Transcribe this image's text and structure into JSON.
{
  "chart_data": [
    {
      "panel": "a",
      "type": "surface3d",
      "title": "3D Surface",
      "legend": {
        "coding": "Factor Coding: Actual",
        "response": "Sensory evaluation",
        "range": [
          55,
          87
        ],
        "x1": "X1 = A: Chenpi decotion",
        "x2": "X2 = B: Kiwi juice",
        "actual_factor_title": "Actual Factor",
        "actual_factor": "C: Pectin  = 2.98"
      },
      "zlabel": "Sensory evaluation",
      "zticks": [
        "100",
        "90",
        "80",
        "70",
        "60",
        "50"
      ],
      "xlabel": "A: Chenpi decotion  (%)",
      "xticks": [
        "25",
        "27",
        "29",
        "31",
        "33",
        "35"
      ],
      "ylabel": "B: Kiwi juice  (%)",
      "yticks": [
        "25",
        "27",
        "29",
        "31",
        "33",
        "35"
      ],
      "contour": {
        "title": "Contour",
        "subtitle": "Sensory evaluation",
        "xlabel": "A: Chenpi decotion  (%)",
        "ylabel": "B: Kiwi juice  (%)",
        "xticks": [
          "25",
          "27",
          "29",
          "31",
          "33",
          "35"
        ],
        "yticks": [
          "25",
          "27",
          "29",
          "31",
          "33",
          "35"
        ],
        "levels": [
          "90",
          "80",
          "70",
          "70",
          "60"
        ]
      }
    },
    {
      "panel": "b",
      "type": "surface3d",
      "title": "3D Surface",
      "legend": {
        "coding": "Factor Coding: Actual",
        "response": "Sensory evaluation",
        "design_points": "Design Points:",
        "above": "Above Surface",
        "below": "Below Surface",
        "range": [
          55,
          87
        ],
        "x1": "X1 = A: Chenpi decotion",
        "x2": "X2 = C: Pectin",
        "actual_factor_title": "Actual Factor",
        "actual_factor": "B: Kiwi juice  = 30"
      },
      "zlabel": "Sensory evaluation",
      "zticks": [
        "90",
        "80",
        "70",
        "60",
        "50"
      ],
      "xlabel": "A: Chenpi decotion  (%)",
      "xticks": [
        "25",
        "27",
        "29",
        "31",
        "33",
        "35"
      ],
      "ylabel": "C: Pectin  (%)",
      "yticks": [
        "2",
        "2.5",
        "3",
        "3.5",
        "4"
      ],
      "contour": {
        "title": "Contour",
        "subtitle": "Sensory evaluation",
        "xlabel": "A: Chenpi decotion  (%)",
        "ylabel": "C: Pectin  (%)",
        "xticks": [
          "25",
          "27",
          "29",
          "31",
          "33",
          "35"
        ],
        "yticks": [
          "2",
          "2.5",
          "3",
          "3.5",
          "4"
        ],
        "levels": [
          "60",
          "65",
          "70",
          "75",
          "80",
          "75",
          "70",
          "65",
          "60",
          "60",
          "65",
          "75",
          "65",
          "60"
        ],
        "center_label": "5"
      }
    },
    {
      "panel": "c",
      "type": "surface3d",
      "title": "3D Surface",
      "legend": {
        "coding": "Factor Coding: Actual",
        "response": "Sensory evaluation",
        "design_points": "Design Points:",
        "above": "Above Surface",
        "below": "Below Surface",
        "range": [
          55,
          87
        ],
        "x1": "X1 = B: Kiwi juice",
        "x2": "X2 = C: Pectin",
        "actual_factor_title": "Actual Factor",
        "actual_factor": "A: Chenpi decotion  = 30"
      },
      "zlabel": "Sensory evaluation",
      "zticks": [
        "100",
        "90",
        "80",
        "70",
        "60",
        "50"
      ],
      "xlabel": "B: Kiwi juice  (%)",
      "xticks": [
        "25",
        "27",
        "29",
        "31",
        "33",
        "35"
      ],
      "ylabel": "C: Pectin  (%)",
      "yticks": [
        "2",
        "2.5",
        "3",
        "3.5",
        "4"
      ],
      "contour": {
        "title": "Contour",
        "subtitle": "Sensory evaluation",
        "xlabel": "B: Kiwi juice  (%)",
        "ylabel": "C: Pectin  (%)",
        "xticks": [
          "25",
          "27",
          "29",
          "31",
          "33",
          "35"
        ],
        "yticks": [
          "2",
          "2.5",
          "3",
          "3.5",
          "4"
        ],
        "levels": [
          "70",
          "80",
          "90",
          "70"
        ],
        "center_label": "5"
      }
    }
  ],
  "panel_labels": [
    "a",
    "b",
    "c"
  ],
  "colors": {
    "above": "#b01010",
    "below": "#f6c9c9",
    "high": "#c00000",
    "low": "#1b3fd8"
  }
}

- Aim of the exercise -
Copy every record above exactly as it appears.

- Solution for this exercise -
Transcribe this image's text and structure into JSON.
{
  "chart_data": [
    {
      "panel": "a",
      "type": "surface3d",
      "title": "3D Surface",
      "legend": {
        "coding": "Factor Coding: Actual",
        "response": "Sensory evaluation",
        "range": [
          55,
          87
        ],
        "x1": "X1 = A: Chenpi decotion",
        "x2": "X2 = B: Kiwi juice",
        "actual_factor_title": "Actual Factor",
        "actual_factor": "C: Pectin  = 2.98"
      },
      "zlabel": "Sensory evaluation",
      "zticks": [
        "100",
        "90",
        "80",
        "70",
        "60",
        "50"
      ],
      "xlabel": "A: Chenpi decotion  (%)",
      "xticks": [
        "25",
        "27",
        "29",
        "31",
        "33",
        "35"
      ],
      "ylabel": "B: Kiwi juice  (%)",
      "yticks": [
        "25",
        "27",
        "29",
        "31",
        "33",
        "35"
      ],
      "contour": {
        "title": "Contour",
        "subtitle": "Sensory evaluation",
        "xlabel": "A: Chenpi decotion  (%)",
        "ylabel": "B: Kiwi juice  (%)",
        "xticks": [
          "25",
          "27",
          "29",
          "31",
          "33",
          "35"
        ],
        "yticks": [
          "25",
          "27",
          "29",
          "31",
          "33",
          "35"
        ],
        "levels": [
          "90",
          "80",
          "70",
          "70",
          "60"
        ]
      }
    },
    {
      "panel": "b",
      "type": "surface3d",
      "title": "3D Surface",
      "legend": {
        "coding": "Factor Coding: Actual",
        "response": "Sensory evaluation",
        "design_points": "Design Points:",
        "above": "Above Surface",
        "below": "Below Surface",
        "range": [
          55,
          87
        ],
        "x1": "X1 = A: Chenpi decotion",
        "x2": "X2 = C: Pectin",
        "actual_factor_title": "Actual Factor",
        "actual_factor": "B: Kiwi juice  = 30"
      },
      "zlabel": "Sensory evaluation",
      "zticks": [
        "90",
        "80",
        "70",
        "60",
        "50"
      ],
      "xlabel": "A: Chenpi decotion  (%)",
      "xticks": [
        "25",
        "27",
        "29",
        "31",
        "33",
        "35"
      ],
      "ylabel": "C: Pectin  (%)",
      "yticks": [
        "2",
        "2.5",
        "3",
        "3.5",
        "4"
      ],
      "contour": {
        "title": "Contour",
        "subtitle": "Sensory evaluation",
        "xlabel": "A: Chenpi decotion  (%)",
        "ylabel": "C: Pectin  (%)",
        "xticks": [
          "25",
          "27",
          "29",
          "31",
          "33",
          "35"
        ],
        "yticks": [
          "2",
          "2.5",
          "3",
          "3.5",
          "4"
        ],
        "levels": [
          "60",
          "65",
          "70",
          "75",
          "80",
          "75",
          "70",
          "65",
          "60",
          "60",
          "65",
          "75",
          "65",
          "60"
        ],
        "center_label": "5"
      }
    },
    {
      "panel": "c",
      "type": "surface3d",
      "title": "3D Surface",
      "legend": {
        "coding": "Factor Coding: Actual",
        "response": "Sensory evaluation",
        "design_points": "Design Points:",
        "above": "Above Surface",
        "below": "Below Surface",
        "range": [
          55,
          87
        ],
        "x1": "X1 = B: Kiwi juice",
        "x2": "X2 = C: Pectin",
        "actual_factor_title": "Actual Factor",
        "actual_factor": "A: Chenpi decotion  = 30"
      },
      "zlabel": "Sensory evaluation",
      "zticks": [
        "100",
        "90",
        "80",
        "70",
        "60",
        "50"
      ],
      "xlabel": "B: Kiwi juice  (%)",
      "xticks": [
        "25",
        "27",
        "29",
        "31",
        "33",
        "35"
      ],
      "ylabel": "C: Pectin  (%)",
      "yticks": [
        "2",
        "2.5",
        "3",
        "3.5",
        "4"
      ],
      "contour": {
        "title": "Contour",
        "subtitle": "Sensory evaluation",
        "xlabel": "B: Kiwi juice  (%)",
        "ylabel": "C: Pectin  (%)",
        "xticks": [
          "25",
          "27",
          "29",
          "31",
          "33",
          "35"
        ],
        "yticks": [
          "2",
          "2.5",
          "3",
          "3.5",
          "4"
        ],
        "levels": [
          "70",
          "80",
          "90",
          "70"
        ],
        "center_label": "5"
      }
    }
  ],
  "panel_labels": [
    "a",
    "b",
    "c"
  ],
  "colors": {
    "above": "#b01010",
    "below": "#f6c9c9",
    "high": "#c00000",
    "low": "#1b3fd8"
  }
}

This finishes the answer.